:: What is needed ::
Copy these lines without any changes, starting at the line that contains "table-cell: 22 [12–33]" and ending after the line that contains "table-cell: 400 bbox=[749, 431, 809, 474]".
* * *
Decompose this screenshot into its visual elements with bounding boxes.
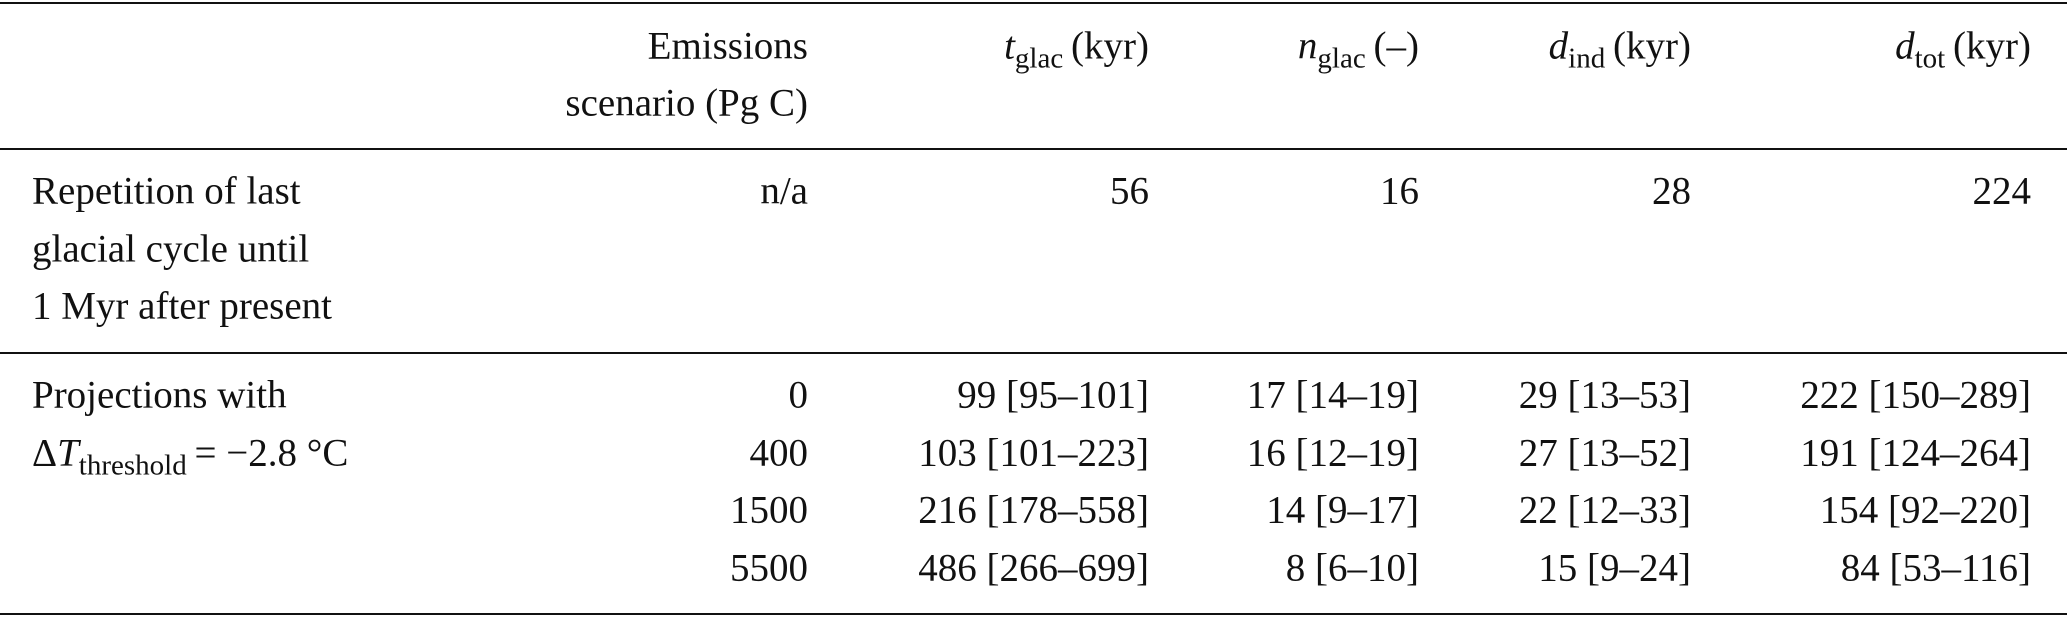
table-cell: 22 [12–33] bbox=[1518, 488, 1691, 532]
row-label: glacial cycle until bbox=[32, 227, 310, 270]
table-cell: 1500 bbox=[730, 488, 808, 532]
table-cell: n/a bbox=[760, 169, 808, 213]
unit: (kyr) bbox=[1071, 24, 1149, 68]
header-cell: scenario (Pg C) bbox=[565, 81, 808, 125]
unit: (–) bbox=[1373, 24, 1419, 68]
table-cell: 16 bbox=[1380, 169, 1419, 213]
unit: (kyr) bbox=[1613, 24, 1691, 68]
header-cell: dind (kyr) bbox=[1548, 24, 1691, 74]
bottom-rule bbox=[0, 613, 2067, 615]
subscript: threshold bbox=[78, 449, 187, 481]
subscript: glac bbox=[1317, 42, 1366, 75]
symbol: d bbox=[1895, 24, 1915, 68]
row-label: Projections with bbox=[32, 373, 287, 417]
row-label: 1 Myr after present bbox=[32, 284, 332, 328]
table-cell: 56 bbox=[1110, 169, 1149, 213]
symbol: d bbox=[1548, 24, 1569, 68]
header-cell: nglac (–) bbox=[1297, 24, 1419, 74]
symbol: T bbox=[57, 431, 79, 474]
group-rule bbox=[0, 352, 2067, 354]
table-cell: 14 [9–17] bbox=[1266, 488, 1419, 532]
table-cell: 486 [266–699] bbox=[918, 546, 1149, 589]
table-cell: 99 [95–101] bbox=[957, 373, 1149, 417]
table-cell: 29 [13–53] bbox=[1518, 373, 1691, 417]
table-cell: 400 bbox=[749, 431, 809, 474]
header-cell: tglac (kyr) bbox=[1004, 24, 1149, 74]
table-cell: 191 [124–264] bbox=[1800, 431, 2031, 474]
table-cell: 216 [178–558] bbox=[918, 488, 1149, 532]
symbol-prefix: Δ bbox=[32, 431, 58, 474]
table-cell: 8 [6–10] bbox=[1285, 546, 1419, 589]
row-label: Repetition of last bbox=[32, 169, 301, 213]
header-rule bbox=[0, 148, 2067, 150]
header-cell: Emissions bbox=[647, 24, 808, 68]
table-cell: 103 [101–223] bbox=[918, 431, 1149, 474]
top-rule bbox=[0, 2, 2067, 4]
table-cell: 154 [92–220] bbox=[1819, 488, 2031, 532]
header-cell: dtot (kyr) bbox=[1895, 24, 2031, 74]
table-cell: 224 bbox=[1972, 169, 2032, 213]
subscript: tot bbox=[1914, 42, 1946, 75]
table-cell: 0 bbox=[788, 373, 809, 417]
subscript: glac bbox=[1014, 42, 1064, 75]
row-label: ΔTthreshold = −2.8 °C bbox=[32, 431, 349, 480]
rest: = −2.8 °C bbox=[194, 431, 349, 474]
symbol: n bbox=[1297, 24, 1318, 68]
table-cell: 16 [12–19] bbox=[1246, 431, 1419, 474]
table-cell: 5500 bbox=[730, 546, 808, 589]
symbol: t bbox=[1004, 24, 1015, 68]
table-cell: 15 [9–24] bbox=[1538, 546, 1691, 589]
table-cell: 28 bbox=[1652, 169, 1691, 213]
subscript: ind bbox=[1568, 42, 1606, 75]
unit: (kyr) bbox=[1953, 24, 2031, 68]
table-cell: 27 [13–52] bbox=[1518, 431, 1691, 474]
table-cell: 17 [14–19] bbox=[1246, 373, 1419, 417]
table-cell: 84 [53–116] bbox=[1840, 546, 2031, 589]
table-cell: 222 [150–289] bbox=[1800, 373, 2031, 417]
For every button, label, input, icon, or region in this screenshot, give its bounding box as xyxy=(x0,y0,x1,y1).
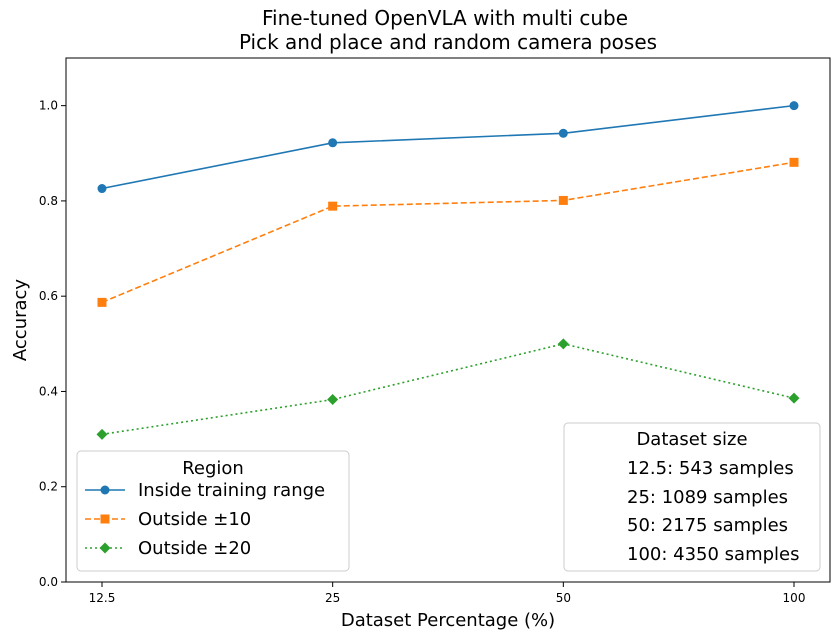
dataset-size-entry: 25: 1089 samples xyxy=(627,487,788,508)
data-point xyxy=(558,128,568,138)
data-point xyxy=(789,101,799,111)
dataset-size-entry: 100: 4350 samples xyxy=(627,544,800,565)
dataset-size-title: Dataset size xyxy=(636,429,747,450)
dataset-size-entry: 12.5: 543 samples xyxy=(627,458,794,479)
dataset-size-frame xyxy=(563,422,821,572)
legend-swatch-marker xyxy=(99,542,111,554)
data-point xyxy=(97,184,107,194)
y-tick-label: 0.0 xyxy=(39,575,58,589)
y-tick-label: 0.2 xyxy=(39,480,58,494)
y-tick-label: 0.6 xyxy=(39,289,58,303)
data-point xyxy=(97,297,107,307)
legend-label: Inside training range xyxy=(138,480,325,501)
x-tick-label: 12.5 xyxy=(89,591,116,605)
plot-area xyxy=(96,101,800,440)
legend-title: Region xyxy=(182,458,244,479)
x-tick-label: 50 xyxy=(556,591,571,605)
y-axis-label: Accuracy xyxy=(10,279,31,362)
data-point xyxy=(328,138,338,148)
series-1 xyxy=(97,101,799,194)
legend-label: Outside ±10 xyxy=(138,509,251,530)
y-tick-label: 0.4 xyxy=(39,384,58,398)
series-line xyxy=(101,342,795,436)
series-3 xyxy=(96,338,800,440)
axes: 0.0 0.2 0.4 0.6 0.8 1.0 12.5 25 50 100 xyxy=(39,57,831,605)
legend-frame xyxy=(76,450,350,572)
chart-subtitle: Pick and place and random camera poses xyxy=(239,30,657,54)
legend-entry: Outside ±20 xyxy=(85,538,251,559)
series-2 xyxy=(97,157,799,307)
data-point xyxy=(788,392,800,404)
data-point xyxy=(328,201,338,211)
legend-entry: Outside ±10 xyxy=(85,509,251,530)
legend-swatch-marker xyxy=(100,485,110,495)
legend-label: Outside ±20 xyxy=(138,538,251,559)
dataset-size-legend: Dataset size 12.5: 543 samples 25: 1089 … xyxy=(563,422,821,572)
legend-region: Region Inside training range Outside ±10 O… xyxy=(76,450,350,572)
dataset-size-entry: 50: 2175 samples xyxy=(627,515,788,536)
data-point xyxy=(327,394,339,406)
chart-title: Fine-tuned OpenVLA with multi cube xyxy=(262,6,628,30)
series-line xyxy=(101,104,795,190)
data-point xyxy=(96,428,108,440)
series-line xyxy=(101,161,795,304)
x-tick-label: 25 xyxy=(325,591,340,605)
x-axis-label: Dataset Percentage (%) xyxy=(341,610,555,631)
data-point xyxy=(557,338,569,350)
y-tick-label: 1.0 xyxy=(39,99,58,113)
legend-swatch-marker xyxy=(100,514,110,524)
axes-frame xyxy=(65,57,831,583)
data-point xyxy=(558,195,568,205)
data-point xyxy=(789,157,799,167)
x-tick-label: 100 xyxy=(783,591,806,605)
y-tick-label: 0.8 xyxy=(39,194,58,208)
legend-entry: Inside training range xyxy=(85,480,325,501)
* * *
:: Written solution ::
table-cell: 22 [12–33] bbox=[1518, 488, 1691, 532]
row-label: glacial cycle until bbox=[32, 227, 310, 270]
table-cell: 1500 bbox=[730, 488, 808, 532]
table-cell: n/a bbox=[760, 169, 808, 213]
unit: (kyr) bbox=[1071, 24, 1149, 68]
header-cell: scenario (Pg C) bbox=[565, 81, 808, 125]
unit: (–) bbox=[1373, 24, 1419, 68]
table-cell: 16 bbox=[1380, 169, 1419, 213]
unit: (kyr) bbox=[1613, 24, 1691, 68]
header-cell: dind (kyr) bbox=[1548, 24, 1691, 74]
bottom-rule bbox=[0, 613, 2067, 615]
subscript: threshold bbox=[78, 449, 187, 481]
subscript: glac bbox=[1317, 42, 1366, 75]
symbol: d bbox=[1895, 24, 1915, 68]
row-label: Projections with bbox=[32, 373, 287, 417]
row-label: 1 Myr after present bbox=[32, 284, 332, 328]
table-cell: 56 bbox=[1110, 169, 1149, 213]
symbol: d bbox=[1548, 24, 1569, 68]
header-cell: nglac (–) bbox=[1297, 24, 1419, 74]
symbol: T bbox=[57, 431, 79, 474]
group-rule bbox=[0, 352, 2067, 354]
table-cell: 14 [9–17] bbox=[1266, 488, 1419, 532]
table-cell: 486 [266–699] bbox=[918, 546, 1149, 589]
table-cell: 99 [95–101] bbox=[957, 373, 1149, 417]
table-cell: 29 [13–53] bbox=[1518, 373, 1691, 417]
table-cell: 400 bbox=[749, 431, 809, 474]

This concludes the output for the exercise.